Extracted records

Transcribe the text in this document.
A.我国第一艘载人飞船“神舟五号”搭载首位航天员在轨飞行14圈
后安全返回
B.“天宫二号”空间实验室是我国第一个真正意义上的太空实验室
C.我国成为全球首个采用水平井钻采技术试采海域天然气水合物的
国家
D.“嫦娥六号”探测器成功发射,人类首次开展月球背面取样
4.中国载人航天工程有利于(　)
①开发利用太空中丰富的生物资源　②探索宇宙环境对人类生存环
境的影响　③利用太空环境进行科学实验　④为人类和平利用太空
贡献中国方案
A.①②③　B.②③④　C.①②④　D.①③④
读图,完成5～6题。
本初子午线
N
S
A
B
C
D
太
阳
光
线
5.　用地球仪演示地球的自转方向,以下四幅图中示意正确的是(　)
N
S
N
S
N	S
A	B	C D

» WHAT IS REQUIRED
Write out every entry again exactly, please, with nothing missing.

» OUTPUT
Transcribe the text in this document.
A.我国第一艘载人飞船“神舟五号”搭载首位航天员在轨飞行14圈
后安全返回
B.“天宫二号”空间实验室是我国第一个真正意义上的太空实验室
C.我国成为全球首个采用水平井钻采技术试采海域天然气水合物的
国家
D.“嫦娥六号”探测器成功发射,人类首次开展月球背面取样
4.中国载人航天工程有利于(　)
①开发利用太空中丰富的生物资源　②探索宇宙环境对人类生存环
境的影响　③利用太空环境进行科学实验　④为人类和平利用太空
贡献中国方案
A.①②③　B.②③④　C.①②④　D.①③④
读图,完成5～6题。
本初子午线
N
S
A
B
C
D
太
阳
光
线
5.　用地球仪演示地球的自转方向,以下四幅图中示意正确的是(　)
N
S
N
S
N	S
A	B	C D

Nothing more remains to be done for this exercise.